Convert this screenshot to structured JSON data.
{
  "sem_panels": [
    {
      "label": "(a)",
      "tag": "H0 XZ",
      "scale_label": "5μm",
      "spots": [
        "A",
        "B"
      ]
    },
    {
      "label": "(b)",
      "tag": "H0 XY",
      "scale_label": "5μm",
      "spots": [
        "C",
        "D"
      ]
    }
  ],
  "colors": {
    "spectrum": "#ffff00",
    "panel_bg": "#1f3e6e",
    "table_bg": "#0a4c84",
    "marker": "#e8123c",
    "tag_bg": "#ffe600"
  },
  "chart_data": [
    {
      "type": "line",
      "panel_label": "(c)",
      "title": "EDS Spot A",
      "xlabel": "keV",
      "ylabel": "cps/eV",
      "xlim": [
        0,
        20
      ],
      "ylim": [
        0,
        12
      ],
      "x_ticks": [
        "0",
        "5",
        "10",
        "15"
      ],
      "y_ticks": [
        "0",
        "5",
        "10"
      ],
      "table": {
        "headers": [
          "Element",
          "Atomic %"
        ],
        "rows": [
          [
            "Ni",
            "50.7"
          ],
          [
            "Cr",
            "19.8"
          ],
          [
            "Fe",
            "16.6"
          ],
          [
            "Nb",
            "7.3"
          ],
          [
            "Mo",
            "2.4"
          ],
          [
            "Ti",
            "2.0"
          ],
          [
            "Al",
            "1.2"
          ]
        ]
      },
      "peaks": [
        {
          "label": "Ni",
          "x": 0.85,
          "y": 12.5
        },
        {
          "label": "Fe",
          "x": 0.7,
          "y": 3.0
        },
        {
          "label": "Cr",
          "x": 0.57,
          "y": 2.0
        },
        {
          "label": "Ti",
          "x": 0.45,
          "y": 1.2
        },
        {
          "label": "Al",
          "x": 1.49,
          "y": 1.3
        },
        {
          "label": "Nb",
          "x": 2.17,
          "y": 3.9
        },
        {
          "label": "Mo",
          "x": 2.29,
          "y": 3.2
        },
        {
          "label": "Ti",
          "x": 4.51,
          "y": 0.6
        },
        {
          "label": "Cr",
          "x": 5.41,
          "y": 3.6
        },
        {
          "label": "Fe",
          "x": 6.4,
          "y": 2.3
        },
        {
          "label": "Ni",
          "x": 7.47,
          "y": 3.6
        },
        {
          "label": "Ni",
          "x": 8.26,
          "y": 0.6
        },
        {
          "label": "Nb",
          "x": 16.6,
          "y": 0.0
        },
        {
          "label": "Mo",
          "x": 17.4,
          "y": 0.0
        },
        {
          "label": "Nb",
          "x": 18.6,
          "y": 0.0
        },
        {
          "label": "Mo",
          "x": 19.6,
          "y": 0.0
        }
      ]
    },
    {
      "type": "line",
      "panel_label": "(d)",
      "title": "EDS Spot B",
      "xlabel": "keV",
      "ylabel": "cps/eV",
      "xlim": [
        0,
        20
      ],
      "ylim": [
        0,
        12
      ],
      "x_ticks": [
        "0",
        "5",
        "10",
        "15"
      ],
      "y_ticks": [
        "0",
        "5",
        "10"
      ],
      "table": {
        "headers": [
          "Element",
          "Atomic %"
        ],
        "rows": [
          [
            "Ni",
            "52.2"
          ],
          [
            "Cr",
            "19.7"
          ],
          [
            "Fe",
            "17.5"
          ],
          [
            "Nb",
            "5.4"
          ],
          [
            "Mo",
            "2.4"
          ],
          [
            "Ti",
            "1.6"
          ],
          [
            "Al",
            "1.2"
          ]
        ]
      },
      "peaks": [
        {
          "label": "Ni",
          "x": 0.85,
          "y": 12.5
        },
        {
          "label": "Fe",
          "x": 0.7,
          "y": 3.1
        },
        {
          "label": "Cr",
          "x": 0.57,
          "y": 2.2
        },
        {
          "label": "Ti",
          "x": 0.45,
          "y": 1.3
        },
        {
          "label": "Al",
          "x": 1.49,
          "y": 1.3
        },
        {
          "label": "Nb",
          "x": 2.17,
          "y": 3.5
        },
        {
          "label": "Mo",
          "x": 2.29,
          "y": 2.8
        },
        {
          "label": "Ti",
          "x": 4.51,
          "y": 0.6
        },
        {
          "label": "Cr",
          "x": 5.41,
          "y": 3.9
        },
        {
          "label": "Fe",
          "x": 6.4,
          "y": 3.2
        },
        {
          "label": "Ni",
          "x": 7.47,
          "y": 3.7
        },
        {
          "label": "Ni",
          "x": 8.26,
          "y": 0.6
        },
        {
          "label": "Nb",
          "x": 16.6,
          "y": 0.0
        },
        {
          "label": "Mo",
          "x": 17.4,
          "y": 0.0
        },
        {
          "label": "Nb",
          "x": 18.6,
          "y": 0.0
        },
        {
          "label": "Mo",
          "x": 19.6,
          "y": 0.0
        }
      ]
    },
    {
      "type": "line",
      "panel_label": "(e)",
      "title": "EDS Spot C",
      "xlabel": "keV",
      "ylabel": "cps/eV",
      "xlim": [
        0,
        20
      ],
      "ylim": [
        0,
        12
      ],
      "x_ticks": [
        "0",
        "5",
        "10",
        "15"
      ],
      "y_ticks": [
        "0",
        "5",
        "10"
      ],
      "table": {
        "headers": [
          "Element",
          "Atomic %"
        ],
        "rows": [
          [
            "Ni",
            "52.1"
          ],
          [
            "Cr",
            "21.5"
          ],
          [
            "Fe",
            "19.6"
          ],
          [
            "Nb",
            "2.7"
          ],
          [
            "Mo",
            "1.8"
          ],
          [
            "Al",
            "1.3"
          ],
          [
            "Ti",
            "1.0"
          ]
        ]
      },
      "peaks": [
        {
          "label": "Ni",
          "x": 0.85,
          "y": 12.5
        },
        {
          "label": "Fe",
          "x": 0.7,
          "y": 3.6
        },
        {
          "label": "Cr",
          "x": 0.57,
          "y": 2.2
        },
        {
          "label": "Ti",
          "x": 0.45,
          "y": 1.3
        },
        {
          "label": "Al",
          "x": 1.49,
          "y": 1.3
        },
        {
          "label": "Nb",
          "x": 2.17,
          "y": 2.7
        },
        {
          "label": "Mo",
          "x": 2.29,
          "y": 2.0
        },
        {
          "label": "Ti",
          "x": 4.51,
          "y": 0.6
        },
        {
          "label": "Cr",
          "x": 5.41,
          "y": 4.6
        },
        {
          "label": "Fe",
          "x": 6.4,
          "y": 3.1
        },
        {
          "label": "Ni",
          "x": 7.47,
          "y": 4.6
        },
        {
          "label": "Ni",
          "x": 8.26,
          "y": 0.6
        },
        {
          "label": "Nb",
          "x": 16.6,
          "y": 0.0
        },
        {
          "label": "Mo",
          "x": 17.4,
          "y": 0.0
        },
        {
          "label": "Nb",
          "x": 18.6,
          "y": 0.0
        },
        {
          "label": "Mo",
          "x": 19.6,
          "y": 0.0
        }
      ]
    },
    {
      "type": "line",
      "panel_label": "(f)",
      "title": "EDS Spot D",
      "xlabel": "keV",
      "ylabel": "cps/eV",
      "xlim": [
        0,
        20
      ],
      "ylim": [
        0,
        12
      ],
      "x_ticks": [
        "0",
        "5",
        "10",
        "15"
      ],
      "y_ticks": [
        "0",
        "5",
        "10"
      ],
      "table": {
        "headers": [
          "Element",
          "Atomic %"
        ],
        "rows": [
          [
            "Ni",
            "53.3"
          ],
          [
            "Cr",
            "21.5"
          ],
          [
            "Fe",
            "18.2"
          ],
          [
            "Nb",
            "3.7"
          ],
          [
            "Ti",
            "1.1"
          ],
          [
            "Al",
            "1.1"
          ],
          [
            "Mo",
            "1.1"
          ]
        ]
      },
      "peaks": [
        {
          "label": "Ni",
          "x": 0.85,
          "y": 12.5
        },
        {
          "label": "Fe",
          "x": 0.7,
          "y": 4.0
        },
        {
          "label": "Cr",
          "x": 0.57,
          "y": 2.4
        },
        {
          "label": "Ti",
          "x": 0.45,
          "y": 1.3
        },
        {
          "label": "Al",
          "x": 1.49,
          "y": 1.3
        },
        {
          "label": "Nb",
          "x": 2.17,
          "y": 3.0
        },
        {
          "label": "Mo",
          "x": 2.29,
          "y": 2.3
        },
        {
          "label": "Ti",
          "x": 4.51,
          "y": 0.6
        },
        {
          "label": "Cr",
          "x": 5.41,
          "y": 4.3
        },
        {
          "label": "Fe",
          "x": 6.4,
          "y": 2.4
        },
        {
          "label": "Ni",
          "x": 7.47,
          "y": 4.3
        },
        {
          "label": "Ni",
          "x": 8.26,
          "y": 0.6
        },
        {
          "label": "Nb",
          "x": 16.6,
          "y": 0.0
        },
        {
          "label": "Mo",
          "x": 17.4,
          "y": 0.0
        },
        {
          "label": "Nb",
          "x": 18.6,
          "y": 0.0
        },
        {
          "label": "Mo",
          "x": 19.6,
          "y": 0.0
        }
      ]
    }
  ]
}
::::::
Within the material above, find the lines that contain the word "title"; copy them.

      "title": "EDS Spot A",
      "title": "EDS Spot B",
      "title": "EDS Spot C",
      "title": "EDS Spot D",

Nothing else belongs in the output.